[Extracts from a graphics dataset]
◆ ◆ ◆ ◆ ◆ ◆ ◆

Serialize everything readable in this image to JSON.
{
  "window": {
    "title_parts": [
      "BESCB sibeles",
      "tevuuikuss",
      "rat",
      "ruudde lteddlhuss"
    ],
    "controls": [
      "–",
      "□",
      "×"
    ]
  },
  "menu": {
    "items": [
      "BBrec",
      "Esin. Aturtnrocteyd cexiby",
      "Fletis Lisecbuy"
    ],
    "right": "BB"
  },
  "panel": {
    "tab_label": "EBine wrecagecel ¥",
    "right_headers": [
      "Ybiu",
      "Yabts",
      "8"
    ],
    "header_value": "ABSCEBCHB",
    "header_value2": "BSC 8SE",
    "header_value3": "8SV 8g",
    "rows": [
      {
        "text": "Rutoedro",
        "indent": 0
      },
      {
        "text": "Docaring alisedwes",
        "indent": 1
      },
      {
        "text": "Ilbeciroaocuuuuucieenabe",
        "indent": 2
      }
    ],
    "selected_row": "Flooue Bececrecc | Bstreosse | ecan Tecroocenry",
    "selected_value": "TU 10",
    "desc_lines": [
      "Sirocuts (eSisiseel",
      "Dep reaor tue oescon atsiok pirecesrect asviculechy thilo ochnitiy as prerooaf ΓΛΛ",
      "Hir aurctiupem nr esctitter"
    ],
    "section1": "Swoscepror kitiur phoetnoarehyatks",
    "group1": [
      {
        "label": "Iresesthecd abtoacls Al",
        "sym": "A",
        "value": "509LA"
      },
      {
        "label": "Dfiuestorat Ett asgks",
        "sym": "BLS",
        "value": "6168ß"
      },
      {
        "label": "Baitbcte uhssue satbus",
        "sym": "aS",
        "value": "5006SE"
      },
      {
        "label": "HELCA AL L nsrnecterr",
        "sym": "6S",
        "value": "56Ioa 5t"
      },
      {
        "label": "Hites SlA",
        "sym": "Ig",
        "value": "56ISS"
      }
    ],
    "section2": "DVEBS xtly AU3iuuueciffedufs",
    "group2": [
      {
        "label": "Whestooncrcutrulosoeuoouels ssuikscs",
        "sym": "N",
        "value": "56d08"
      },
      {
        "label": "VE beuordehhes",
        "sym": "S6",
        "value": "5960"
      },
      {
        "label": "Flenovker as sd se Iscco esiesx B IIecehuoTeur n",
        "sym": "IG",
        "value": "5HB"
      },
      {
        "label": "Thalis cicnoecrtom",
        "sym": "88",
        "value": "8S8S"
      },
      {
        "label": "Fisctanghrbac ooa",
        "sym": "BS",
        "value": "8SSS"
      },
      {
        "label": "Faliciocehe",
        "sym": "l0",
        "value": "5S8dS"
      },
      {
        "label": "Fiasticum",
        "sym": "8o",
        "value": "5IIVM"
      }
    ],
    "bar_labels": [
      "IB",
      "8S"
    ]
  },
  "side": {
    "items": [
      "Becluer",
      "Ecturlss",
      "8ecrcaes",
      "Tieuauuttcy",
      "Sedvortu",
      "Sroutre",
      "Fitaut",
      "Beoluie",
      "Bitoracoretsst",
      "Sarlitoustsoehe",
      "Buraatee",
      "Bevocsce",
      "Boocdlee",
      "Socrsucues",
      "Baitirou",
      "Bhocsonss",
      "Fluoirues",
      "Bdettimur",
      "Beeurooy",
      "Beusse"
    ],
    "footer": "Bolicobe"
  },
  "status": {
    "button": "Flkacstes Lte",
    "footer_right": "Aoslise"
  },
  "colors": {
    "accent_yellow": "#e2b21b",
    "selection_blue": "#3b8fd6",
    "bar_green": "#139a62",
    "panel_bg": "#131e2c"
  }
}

◆ ◆ ◆ ◆ ◆ ◆ ◆

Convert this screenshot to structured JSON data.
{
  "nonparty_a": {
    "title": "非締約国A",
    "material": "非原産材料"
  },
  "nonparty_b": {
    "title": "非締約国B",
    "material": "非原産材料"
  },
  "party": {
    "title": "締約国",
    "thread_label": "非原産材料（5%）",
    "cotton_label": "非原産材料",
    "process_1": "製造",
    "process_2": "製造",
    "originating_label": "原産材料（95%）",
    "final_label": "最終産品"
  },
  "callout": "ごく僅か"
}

◆ ◆ ◆ ◆ ◆ ◆ ◆

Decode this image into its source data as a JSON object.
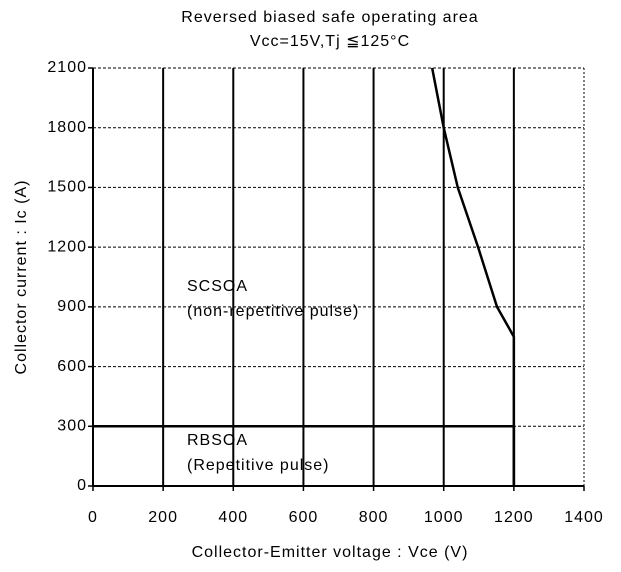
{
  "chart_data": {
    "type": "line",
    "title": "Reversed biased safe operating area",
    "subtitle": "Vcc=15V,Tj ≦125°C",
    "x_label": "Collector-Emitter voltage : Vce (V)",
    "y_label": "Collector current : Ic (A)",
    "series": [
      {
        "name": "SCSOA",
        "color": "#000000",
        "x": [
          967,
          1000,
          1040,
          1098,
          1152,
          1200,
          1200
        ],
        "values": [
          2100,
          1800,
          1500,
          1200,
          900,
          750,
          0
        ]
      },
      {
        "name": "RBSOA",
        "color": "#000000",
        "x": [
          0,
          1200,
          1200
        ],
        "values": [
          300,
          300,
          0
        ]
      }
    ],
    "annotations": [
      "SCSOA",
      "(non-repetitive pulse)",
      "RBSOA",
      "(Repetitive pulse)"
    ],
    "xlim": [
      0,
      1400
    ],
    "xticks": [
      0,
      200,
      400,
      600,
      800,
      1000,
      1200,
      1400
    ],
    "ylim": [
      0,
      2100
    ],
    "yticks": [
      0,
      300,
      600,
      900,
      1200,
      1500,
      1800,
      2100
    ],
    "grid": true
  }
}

◆ ◆ ◆ ◆ ◆ ◆ ◆

**Work to do**: Extract each line holding the word "JSON" from the records.

**Response below**:
Serialize everything readable in this image to JSON.
Convert this screenshot to structured JSON data.
Decode this image into its source data as a JSON object.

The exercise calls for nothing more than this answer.